▶ [Your objective]: Below are records. Copy every line with "país" in it.

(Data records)
<<<<

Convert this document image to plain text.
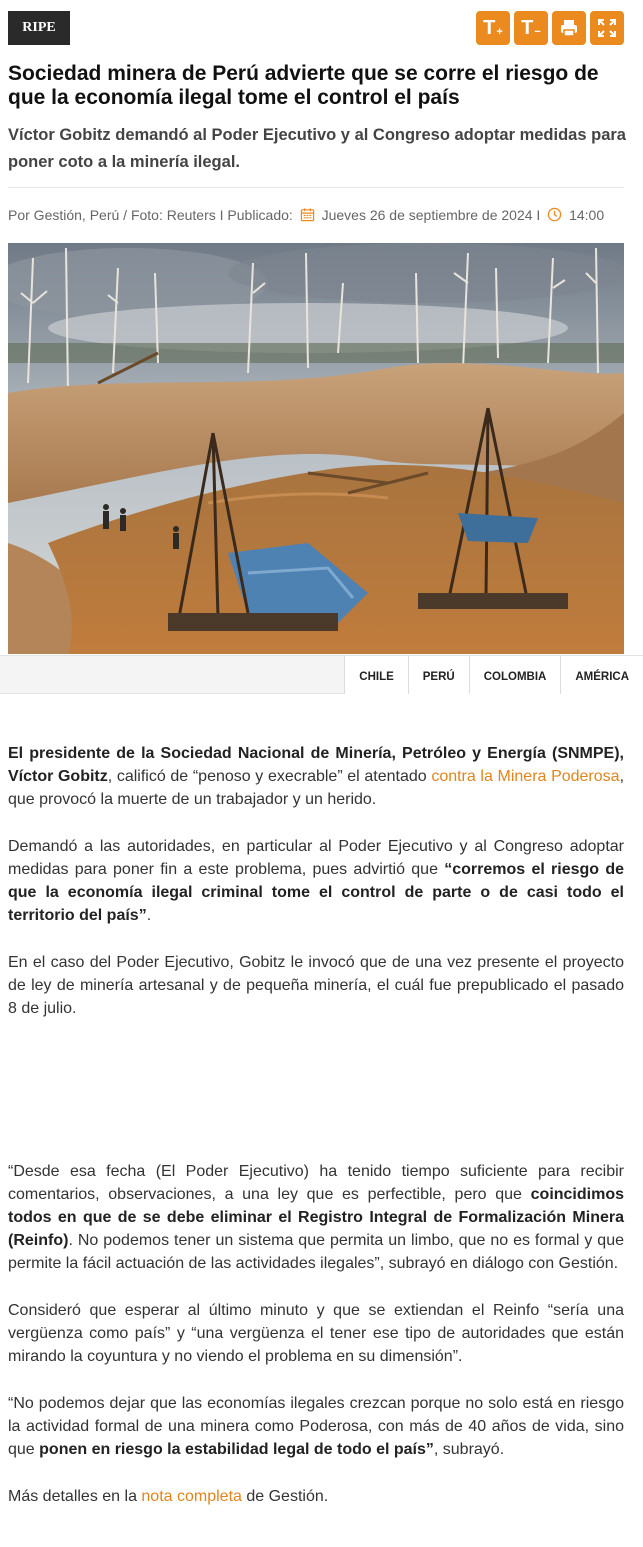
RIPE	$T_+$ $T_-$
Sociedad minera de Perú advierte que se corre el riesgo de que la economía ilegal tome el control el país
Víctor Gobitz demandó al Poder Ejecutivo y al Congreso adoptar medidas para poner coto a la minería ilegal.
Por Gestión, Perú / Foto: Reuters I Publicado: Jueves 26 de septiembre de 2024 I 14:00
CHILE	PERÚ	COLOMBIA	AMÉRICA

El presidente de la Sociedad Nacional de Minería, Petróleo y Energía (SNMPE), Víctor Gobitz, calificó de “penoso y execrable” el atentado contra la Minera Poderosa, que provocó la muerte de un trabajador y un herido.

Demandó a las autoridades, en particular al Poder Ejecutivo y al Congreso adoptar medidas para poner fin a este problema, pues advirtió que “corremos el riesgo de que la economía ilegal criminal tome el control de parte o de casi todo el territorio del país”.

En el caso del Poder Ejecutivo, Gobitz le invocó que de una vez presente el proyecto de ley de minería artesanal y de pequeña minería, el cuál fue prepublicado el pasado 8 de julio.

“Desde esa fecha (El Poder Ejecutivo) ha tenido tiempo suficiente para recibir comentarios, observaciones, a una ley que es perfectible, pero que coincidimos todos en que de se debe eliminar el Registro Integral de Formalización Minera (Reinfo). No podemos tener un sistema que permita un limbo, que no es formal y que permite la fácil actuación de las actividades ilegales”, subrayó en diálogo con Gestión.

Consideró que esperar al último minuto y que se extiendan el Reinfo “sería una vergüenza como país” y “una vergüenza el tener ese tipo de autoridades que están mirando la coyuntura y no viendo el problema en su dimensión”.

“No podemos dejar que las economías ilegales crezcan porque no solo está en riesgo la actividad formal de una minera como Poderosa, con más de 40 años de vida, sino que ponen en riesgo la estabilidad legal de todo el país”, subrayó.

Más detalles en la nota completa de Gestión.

>>>>
<<<<

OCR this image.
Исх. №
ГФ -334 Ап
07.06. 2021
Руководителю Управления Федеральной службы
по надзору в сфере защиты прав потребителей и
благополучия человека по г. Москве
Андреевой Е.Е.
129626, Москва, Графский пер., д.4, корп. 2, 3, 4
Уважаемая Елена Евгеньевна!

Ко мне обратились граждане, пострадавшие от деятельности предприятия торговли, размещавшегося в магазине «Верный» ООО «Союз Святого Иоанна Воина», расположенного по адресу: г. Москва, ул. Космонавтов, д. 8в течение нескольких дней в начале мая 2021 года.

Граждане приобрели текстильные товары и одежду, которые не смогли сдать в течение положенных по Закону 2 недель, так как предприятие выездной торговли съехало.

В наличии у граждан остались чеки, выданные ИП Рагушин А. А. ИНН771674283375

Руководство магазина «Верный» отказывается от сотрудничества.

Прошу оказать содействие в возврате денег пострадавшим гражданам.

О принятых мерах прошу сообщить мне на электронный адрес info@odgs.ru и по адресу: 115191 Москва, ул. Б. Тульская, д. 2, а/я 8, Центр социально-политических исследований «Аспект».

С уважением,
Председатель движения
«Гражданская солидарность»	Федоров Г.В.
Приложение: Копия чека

>>>>

▶ [Final answer]:
Sociedad minera de Perú advierte que se corre el riesgo de que la economía ilegal tome el control el país
Demandó a las autoridades, en particular al Poder Ejecutivo y al Congreso adoptar medidas para poner fin a este problema, pues advirtió que “corremos el riesgo de que la economía ilegal criminal tome el control de parte o de casi todo el territorio del país”.
Consideró que esperar al último minuto y que se extiendan el Reinfo “sería una vergüenza como país” y “una vergüenza el tener ese tipo de autoridades que están mirando la coyuntura y no viendo el problema en su dimensión”.
“No podemos dejar que las economías ilegales crezcan porque no solo está en riesgo la actividad formal de una minera como Poderosa, con más de 40 años de vida, sino que ponen en riesgo la estabilidad legal de todo el país”, subrayó.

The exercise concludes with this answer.